Work to do:
Collect each line of the entries that holds the string "综合营养指数".
*****
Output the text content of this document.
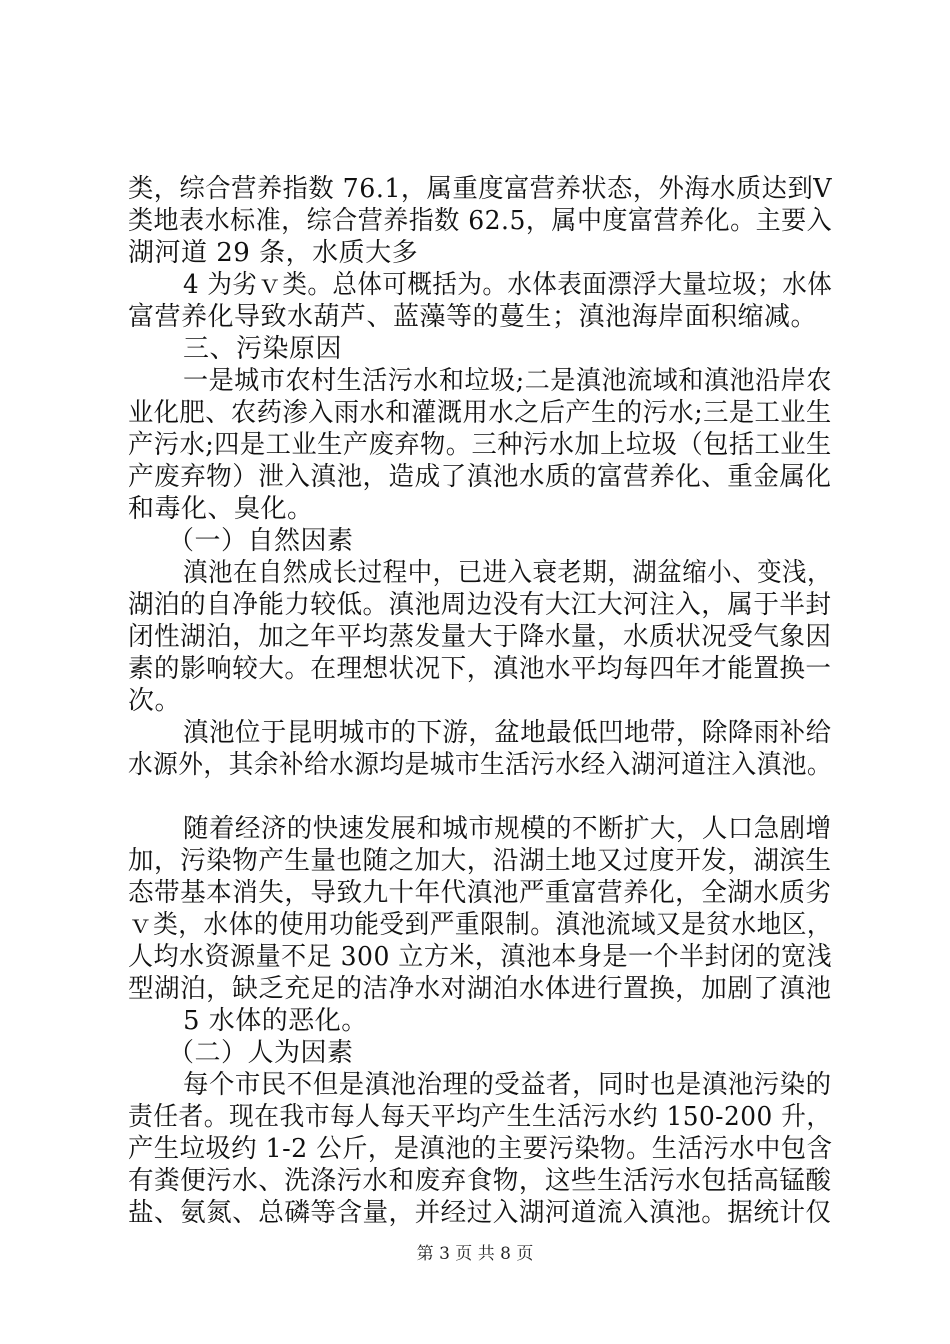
类，综合营养指数 76.1，属重度富营养状态，外海水质达到Ⅴ
类地表水标准，综合营养指数 62.5，属中度富营养化。主要入
湖河道 29 条，水质大多
4 为劣ｖ类。总体可概括为。水体表面漂浮大量垃圾；水体
富营养化导致水葫芦、蓝藻等的蔓生；滇池海岸面积缩减。
三、污染原因
一是城市农村生活污水和垃圾;二是滇池流域和滇池沿岸农
业化肥、农药渗入雨水和灌溉用水之后产生的污水;三是工业生
产污水;四是工业生产废弃物。三种污水加上垃圾（包括工业生
产废弃物）泄入滇池，造成了滇池水质的富营养化、重金属化
和毒化、臭化。
（一）自然因素
滇池在自然成长过程中，已进入衰老期，湖盆缩小、变浅，
湖泊的自净能力较低。滇池周边没有大江大河注入，属于半封
闭性湖泊，加之年平均蒸发量大于降水量，水质状况受气象因
素的影响较大。在理想状况下，滇池水平均每四年才能置换一
次。
滇池位于昆明城市的下游，盆地最低凹地带，除降雨补给
水源外，其余补给水源均是城市生活污水经入湖河道注入滇池。
随着经济的快速发展和城市规模的不断扩大，人口急剧增
加，污染物产生量也随之加大，沿湖土地又过度开发，湖滨生
态带基本消失，导致九十年代滇池严重富营养化，全湖水质劣
ｖ类，水体的使用功能受到严重限制。滇池流域又是贫水地区，
人均水资源量不足 300 立方米，滇池本身是一个半封闭的宽浅
型湖泊，缺乏充足的洁净水对湖泊水体进行置换，加剧了滇池
5 水体的恶化。
（二）人为因素
每个市民不但是滇池治理的受益者，同时也是滇池污染的
责任者。现在我市每人每天平均产生生活污水约 150-200 升，
产生垃圾约 1-2 公斤，是滇池的主要污染物。生活污水中包含
有粪便污水、洗涤污水和废弃食物，这些生活污水包括高锰酸
盐、氨氮、总磷等含量，并经过入湖河道流入滇池。据统计仅
第 3 页 共 8 页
*****
Answer to this problem:
类，综合营养指数 76.1，属重度富营养状态，外海水质达到Ⅴ
类地表水标准，综合营养指数 62.5，属中度富营养化。主要入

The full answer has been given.